**Stated exercise**
Repeat the listing below in full, exactly as it stands.

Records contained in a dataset
──────────

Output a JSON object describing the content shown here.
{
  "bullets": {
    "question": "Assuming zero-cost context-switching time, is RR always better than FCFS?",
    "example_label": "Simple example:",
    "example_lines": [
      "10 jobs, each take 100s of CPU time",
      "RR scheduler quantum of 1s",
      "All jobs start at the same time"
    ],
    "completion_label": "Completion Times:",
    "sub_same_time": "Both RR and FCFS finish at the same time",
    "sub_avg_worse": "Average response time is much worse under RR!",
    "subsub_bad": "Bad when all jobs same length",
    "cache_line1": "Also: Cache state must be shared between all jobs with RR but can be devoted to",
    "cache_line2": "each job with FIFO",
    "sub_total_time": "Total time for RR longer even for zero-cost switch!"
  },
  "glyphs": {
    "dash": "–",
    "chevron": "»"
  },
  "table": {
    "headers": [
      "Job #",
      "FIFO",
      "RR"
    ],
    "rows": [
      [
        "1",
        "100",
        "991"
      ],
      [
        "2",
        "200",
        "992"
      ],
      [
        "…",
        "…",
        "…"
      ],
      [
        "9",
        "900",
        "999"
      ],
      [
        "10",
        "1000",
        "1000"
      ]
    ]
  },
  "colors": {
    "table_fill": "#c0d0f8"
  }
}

──────────

**Answer to this exercise**
Output a JSON object describing the content shown here.
{
  "bullets": {
    "question": "Assuming zero-cost context-switching time, is RR always better than FCFS?",
    "example_label": "Simple example:",
    "example_lines": [
      "10 jobs, each take 100s of CPU time",
      "RR scheduler quantum of 1s",
      "All jobs start at the same time"
    ],
    "completion_label": "Completion Times:",
    "sub_same_time": "Both RR and FCFS finish at the same time",
    "sub_avg_worse": "Average response time is much worse under RR!",
    "subsub_bad": "Bad when all jobs same length",
    "cache_line1": "Also: Cache state must be shared between all jobs with RR but can be devoted to",
    "cache_line2": "each job with FIFO",
    "sub_total_time": "Total time for RR longer even for zero-cost switch!"
  },
  "glyphs": {
    "dash": "–",
    "chevron": "»"
  },
  "table": {
    "headers": [
      "Job #",
      "FIFO",
      "RR"
    ],
    "rows": [
      [
        "1",
        "100",
        "991"
      ],
      [
        "2",
        "200",
        "992"
      ],
      [
        "…",
        "…",
        "…"
      ],
      [
        "9",
        "900",
        "999"
      ],
      [
        "10",
        "1000",
        "1000"
      ]
    ]
  },
  "colors": {
    "table_fill": "#c0d0f8"
  }
}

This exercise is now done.